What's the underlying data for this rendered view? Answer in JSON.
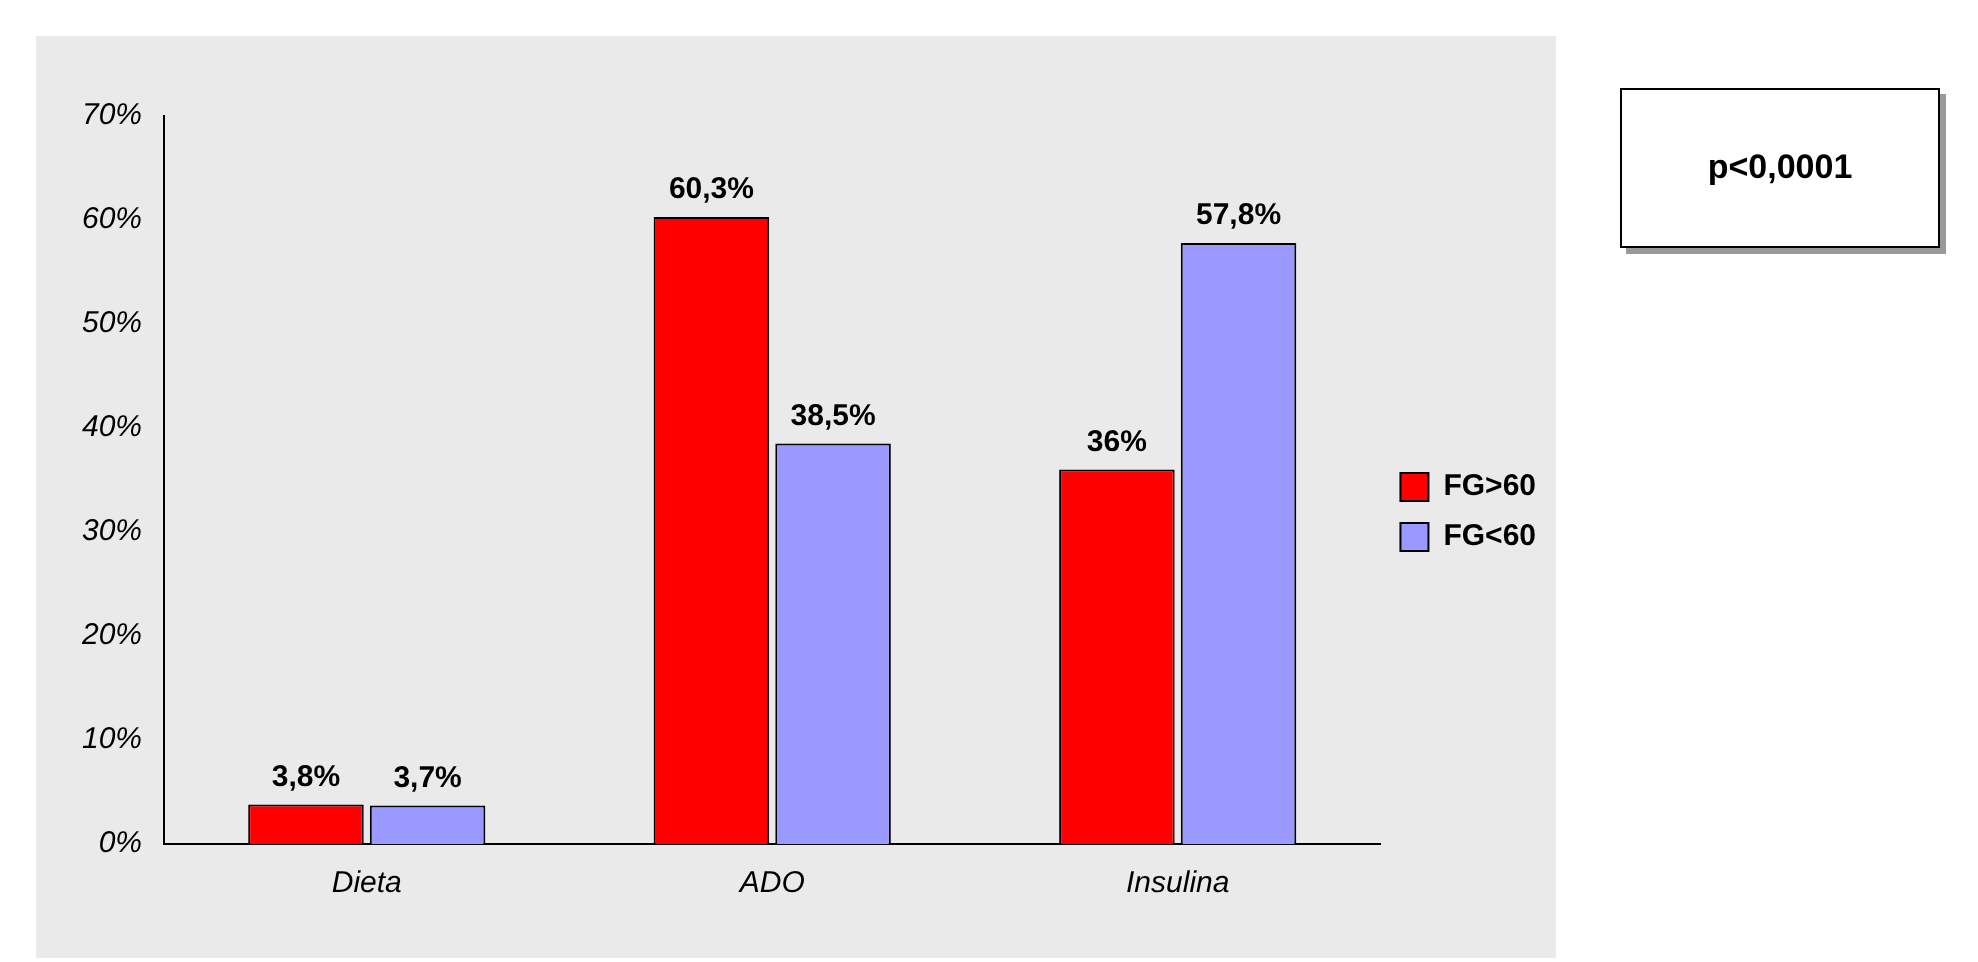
{
  "chart_data": {
    "type": "bar",
    "categories": [
      "Dieta",
      "ADO",
      "Insulina"
    ],
    "series": [
      {
        "name": "FG>60",
        "color": "#ff0000",
        "values": [
          3.8,
          60.3,
          36
        ],
        "value_labels": [
          "3,8%",
          "60,3%",
          "36%"
        ]
      },
      {
        "name": "FG<60",
        "color": "#9999ff",
        "values": [
          3.7,
          38.5,
          57.8
        ],
        "value_labels": [
          "3,7%",
          "38,5%",
          "57,8%"
        ]
      }
    ],
    "ylim": [
      0,
      70
    ],
    "yticks": [
      {
        "value": 0,
        "label": "0%"
      },
      {
        "value": 10,
        "label": "10%"
      },
      {
        "value": 20,
        "label": "20%"
      },
      {
        "value": 30,
        "label": "30%"
      },
      {
        "value": 40,
        "label": "40%"
      },
      {
        "value": 50,
        "label": "50%"
      },
      {
        "value": 60,
        "label": "60%"
      },
      {
        "value": 70,
        "label": "70%"
      }
    ],
    "legend": "right",
    "grid": false,
    "annotations": [
      "p<0,0001"
    ]
  }
}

» **WORK TO DO**: Retype every record above exactly as written, but leave out the pictures.

» **THE RESPONSE**:
What's the underlying data for this rendered view? Answer in JSON.
{
  "chart_data": {
    "type": "bar",
    "categories": [
      "Dieta",
      "ADO",
      "Insulina"
    ],
    "series": [
      {
        "name": "FG>60",
        "color": "#ff0000",
        "values": [
          3.8,
          60.3,
          36
        ],
        "value_labels": [
          "3,8%",
          "60,3%",
          "36%"
        ]
      },
      {
        "name": "FG<60",
        "color": "#9999ff",
        "values": [
          3.7,
          38.5,
          57.8
        ],
        "value_labels": [
          "3,7%",
          "38,5%",
          "57,8%"
        ]
      }
    ],
    "ylim": [
      0,
      70
    ],
    "yticks": [
      {
        "value": 0,
        "label": "0%"
      },
      {
        "value": 10,
        "label": "10%"
      },
      {
        "value": 20,
        "label": "20%"
      },
      {
        "value": 30,
        "label": "30%"
      },
      {
        "value": 40,
        "label": "40%"
      },
      {
        "value": 50,
        "label": "50%"
      },
      {
        "value": 60,
        "label": "60%"
      },
      {
        "value": 70,
        "label": "70%"
      }
    ],
    "legend": "right",
    "grid": false,
    "annotations": [
      "p<0,0001"
    ]
  }
}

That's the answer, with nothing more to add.